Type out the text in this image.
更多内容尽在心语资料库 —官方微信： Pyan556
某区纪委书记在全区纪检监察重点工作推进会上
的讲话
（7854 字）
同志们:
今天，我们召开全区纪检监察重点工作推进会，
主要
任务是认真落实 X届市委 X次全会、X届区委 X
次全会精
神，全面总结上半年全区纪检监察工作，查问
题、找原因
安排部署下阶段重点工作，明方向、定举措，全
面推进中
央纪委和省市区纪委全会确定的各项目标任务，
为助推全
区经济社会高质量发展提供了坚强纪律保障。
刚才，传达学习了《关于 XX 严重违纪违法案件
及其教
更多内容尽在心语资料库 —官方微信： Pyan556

What is expected - Reproduce the material above, every line of it, exactly.

Solution to the exercise -
Type out the text in this image.
更多内容尽在心语资料库 —官方微信： Pyan556
某区纪委书记在全区纪检监察重点工作推进会上
的讲话
（7854 字）
同志们:
今天，我们召开全区纪检监察重点工作推进会，
主要
任务是认真落实 X届市委 X次全会、X届区委 X
次全会精
神，全面总结上半年全区纪检监察工作，查问
题、找原因
安排部署下阶段重点工作，明方向、定举措，全
面推进中
央纪委和省市区纪委全会确定的各项目标任务，
为助推全
区经济社会高质量发展提供了坚强纪律保障。
刚才，传达学习了《关于 XX 严重违纪违法案件
及其教
更多内容尽在心语资料库 —官方微信： Pyan556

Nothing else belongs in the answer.